### What is needed
Write down every entry below once more, exactly.

───── Working data ─────

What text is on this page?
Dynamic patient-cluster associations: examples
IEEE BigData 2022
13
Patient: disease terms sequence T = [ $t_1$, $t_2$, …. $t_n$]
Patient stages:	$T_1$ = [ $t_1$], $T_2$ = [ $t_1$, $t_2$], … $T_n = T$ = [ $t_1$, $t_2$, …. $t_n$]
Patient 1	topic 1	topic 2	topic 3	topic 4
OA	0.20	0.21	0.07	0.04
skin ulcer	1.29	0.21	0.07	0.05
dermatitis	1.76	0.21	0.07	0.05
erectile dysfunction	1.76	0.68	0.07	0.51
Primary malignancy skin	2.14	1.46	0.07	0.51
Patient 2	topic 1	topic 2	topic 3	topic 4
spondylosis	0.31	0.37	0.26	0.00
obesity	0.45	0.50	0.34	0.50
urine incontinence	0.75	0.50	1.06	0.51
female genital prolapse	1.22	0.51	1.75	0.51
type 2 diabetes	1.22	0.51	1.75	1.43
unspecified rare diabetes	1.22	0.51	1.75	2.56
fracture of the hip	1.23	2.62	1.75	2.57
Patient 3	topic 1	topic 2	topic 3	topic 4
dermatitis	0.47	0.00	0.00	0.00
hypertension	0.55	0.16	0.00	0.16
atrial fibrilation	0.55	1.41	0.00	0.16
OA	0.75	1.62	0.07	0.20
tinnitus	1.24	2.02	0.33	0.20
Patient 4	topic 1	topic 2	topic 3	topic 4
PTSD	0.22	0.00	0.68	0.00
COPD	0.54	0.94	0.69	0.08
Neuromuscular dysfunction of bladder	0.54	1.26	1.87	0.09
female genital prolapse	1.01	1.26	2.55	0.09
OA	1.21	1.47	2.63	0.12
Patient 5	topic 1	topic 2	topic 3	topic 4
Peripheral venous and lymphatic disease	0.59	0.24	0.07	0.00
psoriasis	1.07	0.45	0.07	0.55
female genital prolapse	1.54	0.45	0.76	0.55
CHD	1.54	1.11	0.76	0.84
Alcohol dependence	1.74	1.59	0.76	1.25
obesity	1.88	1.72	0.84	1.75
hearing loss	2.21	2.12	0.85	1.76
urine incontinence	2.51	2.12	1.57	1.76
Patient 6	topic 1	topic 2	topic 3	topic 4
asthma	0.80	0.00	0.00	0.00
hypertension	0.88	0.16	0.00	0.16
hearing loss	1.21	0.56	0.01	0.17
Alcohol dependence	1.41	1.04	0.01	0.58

─────

### Result of this exercise
What text is on this page?
Dynamic patient-cluster associations: examples
IEEE BigData 2022
13
Patient: disease terms sequence T = [ $t_1$, $t_2$, …. $t_n$]
Patient stages:	$T_1$ = [ $t_1$], $T_2$ = [ $t_1$, $t_2$], … $T_n = T$ = [ $t_1$, $t_2$, …. $t_n$]
Patient 1	topic 1	topic 2	topic 3	topic 4
OA	0.20	0.21	0.07	0.04
skin ulcer	1.29	0.21	0.07	0.05
dermatitis	1.76	0.21	0.07	0.05
erectile dysfunction	1.76	0.68	0.07	0.51
Primary malignancy skin	2.14	1.46	0.07	0.51
Patient 2	topic 1	topic 2	topic 3	topic 4
spondylosis	0.31	0.37	0.26	0.00
obesity	0.45	0.50	0.34	0.50
urine incontinence	0.75	0.50	1.06	0.51
female genital prolapse	1.22	0.51	1.75	0.51
type 2 diabetes	1.22	0.51	1.75	1.43
unspecified rare diabetes	1.22	0.51	1.75	2.56
fracture of the hip	1.23	2.62	1.75	2.57
Patient 3	topic 1	topic 2	topic 3	topic 4
dermatitis	0.47	0.00	0.00	0.00
hypertension	0.55	0.16	0.00	0.16
atrial fibrilation	0.55	1.41	0.00	0.16
OA	0.75	1.62	0.07	0.20
tinnitus	1.24	2.02	0.33	0.20
Patient 4	topic 1	topic 2	topic 3	topic 4
PTSD	0.22	0.00	0.68	0.00
COPD	0.54	0.94	0.69	0.08
Neuromuscular dysfunction of bladder	0.54	1.26	1.87	0.09
female genital prolapse	1.01	1.26	2.55	0.09
OA	1.21	1.47	2.63	0.12
Patient 5	topic 1	topic 2	topic 3	topic 4
Peripheral venous and lymphatic disease	0.59	0.24	0.07	0.00
psoriasis	1.07	0.45	0.07	0.55
female genital prolapse	1.54	0.45	0.76	0.55
CHD	1.54	1.11	0.76	0.84
Alcohol dependence	1.74	1.59	0.76	1.25
obesity	1.88	1.72	0.84	1.75
hearing loss	2.21	2.12	0.85	1.76
urine incontinence	2.51	2.12	1.57	1.76
Patient 6	topic 1	topic 2	topic 3	topic 4
asthma	0.80	0.00	0.00	0.00
hypertension	0.88	0.16	0.00	0.16
hearing loss	1.21	0.56	0.01	0.17
Alcohol dependence	1.41	1.04	0.01	0.58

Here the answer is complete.